Your objective — Compile every line that includes the word "Failed".

┏━━

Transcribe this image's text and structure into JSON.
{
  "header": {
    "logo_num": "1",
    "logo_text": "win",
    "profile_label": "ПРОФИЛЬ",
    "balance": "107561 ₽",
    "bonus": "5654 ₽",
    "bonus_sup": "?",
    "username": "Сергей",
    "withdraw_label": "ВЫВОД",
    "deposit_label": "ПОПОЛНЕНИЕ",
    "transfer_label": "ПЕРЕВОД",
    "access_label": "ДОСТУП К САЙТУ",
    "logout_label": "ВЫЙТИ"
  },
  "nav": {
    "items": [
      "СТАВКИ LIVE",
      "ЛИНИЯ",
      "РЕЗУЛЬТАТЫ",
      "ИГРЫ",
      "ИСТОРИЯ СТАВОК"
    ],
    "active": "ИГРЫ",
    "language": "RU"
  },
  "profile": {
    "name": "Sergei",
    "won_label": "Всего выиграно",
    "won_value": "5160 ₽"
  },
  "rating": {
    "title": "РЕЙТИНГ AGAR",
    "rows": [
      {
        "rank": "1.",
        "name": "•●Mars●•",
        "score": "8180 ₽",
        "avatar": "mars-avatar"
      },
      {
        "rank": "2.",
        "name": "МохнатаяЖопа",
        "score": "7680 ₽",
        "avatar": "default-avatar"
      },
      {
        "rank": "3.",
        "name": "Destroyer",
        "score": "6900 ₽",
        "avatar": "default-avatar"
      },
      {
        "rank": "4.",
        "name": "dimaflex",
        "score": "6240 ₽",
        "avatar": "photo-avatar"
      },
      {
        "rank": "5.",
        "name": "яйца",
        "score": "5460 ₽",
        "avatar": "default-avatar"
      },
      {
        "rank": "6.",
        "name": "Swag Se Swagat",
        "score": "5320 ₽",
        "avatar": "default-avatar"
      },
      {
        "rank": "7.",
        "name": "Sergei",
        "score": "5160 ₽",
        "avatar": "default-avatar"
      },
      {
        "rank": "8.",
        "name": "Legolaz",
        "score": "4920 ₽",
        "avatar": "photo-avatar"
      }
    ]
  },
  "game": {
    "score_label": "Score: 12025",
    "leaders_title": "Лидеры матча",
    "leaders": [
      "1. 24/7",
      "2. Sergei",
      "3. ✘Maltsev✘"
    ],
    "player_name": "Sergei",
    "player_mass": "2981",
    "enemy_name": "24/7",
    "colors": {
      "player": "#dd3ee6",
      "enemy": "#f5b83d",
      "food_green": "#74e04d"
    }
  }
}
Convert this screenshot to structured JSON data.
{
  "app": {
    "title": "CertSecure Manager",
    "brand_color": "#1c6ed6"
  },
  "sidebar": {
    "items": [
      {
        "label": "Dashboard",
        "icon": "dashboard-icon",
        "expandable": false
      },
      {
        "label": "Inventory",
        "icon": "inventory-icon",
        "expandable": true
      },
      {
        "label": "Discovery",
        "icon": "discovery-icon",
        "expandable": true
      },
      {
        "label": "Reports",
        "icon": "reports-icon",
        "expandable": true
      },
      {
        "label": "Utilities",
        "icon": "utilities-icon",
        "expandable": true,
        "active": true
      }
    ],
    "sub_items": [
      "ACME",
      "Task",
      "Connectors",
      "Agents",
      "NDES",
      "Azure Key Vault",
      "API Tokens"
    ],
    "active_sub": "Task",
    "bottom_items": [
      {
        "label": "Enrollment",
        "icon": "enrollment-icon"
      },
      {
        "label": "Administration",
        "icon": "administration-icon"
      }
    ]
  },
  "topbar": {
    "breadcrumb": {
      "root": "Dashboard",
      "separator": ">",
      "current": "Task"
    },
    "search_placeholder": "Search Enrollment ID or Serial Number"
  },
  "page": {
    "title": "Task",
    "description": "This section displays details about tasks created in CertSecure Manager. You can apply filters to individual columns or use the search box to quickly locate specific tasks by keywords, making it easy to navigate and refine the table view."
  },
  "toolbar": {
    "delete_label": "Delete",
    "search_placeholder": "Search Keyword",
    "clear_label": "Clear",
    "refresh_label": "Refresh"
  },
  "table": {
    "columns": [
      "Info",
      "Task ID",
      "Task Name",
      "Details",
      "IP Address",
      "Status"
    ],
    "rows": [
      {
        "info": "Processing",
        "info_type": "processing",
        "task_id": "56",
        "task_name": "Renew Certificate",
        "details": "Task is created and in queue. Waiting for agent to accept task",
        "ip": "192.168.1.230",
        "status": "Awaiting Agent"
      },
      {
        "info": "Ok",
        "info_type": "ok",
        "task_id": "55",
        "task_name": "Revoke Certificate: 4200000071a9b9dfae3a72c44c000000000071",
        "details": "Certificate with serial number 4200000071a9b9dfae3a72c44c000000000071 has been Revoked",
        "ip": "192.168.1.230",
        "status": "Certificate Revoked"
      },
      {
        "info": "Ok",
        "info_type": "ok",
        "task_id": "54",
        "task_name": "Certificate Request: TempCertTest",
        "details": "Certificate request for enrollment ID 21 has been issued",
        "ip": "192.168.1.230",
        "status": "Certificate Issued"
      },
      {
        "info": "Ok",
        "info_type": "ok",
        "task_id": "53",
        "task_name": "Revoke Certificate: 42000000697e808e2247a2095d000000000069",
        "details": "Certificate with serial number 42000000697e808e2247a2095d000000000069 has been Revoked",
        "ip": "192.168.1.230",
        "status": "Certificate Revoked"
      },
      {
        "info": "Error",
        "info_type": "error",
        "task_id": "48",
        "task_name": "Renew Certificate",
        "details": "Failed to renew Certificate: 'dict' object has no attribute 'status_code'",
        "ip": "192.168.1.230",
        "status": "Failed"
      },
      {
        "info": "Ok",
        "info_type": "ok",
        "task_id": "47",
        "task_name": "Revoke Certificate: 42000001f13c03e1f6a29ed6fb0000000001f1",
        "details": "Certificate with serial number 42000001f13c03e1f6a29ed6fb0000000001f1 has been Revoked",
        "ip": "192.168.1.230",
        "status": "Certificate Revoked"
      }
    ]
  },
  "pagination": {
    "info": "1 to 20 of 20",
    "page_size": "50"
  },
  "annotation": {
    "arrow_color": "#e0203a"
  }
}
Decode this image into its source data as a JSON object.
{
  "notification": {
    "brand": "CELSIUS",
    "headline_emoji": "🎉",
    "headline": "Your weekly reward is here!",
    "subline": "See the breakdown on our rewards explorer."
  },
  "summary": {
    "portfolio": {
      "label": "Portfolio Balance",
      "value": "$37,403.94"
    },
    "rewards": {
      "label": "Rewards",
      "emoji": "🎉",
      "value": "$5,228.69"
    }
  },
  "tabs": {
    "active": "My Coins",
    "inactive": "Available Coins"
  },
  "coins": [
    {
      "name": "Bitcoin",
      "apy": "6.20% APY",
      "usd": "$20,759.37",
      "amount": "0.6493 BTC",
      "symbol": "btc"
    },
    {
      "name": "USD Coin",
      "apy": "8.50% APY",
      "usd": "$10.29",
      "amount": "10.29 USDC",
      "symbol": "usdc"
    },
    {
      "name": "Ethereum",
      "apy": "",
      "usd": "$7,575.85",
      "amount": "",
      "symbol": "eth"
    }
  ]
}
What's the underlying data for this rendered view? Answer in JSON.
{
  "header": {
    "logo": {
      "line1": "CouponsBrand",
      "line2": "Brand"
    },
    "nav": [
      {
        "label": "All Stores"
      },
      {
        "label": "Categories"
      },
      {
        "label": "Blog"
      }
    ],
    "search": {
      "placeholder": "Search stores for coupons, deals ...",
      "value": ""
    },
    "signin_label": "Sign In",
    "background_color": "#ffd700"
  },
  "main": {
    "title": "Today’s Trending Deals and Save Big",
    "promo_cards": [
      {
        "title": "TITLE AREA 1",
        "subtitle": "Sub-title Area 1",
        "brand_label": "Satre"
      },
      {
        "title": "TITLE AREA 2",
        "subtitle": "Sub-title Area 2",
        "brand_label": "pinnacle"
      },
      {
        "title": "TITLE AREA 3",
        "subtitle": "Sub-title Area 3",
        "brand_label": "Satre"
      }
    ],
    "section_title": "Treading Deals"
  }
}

┗━━

Written response —
        "details": "Failed to renew Certificate: 'dict' object has no attribute 'status_code'",
        "status": "Failed"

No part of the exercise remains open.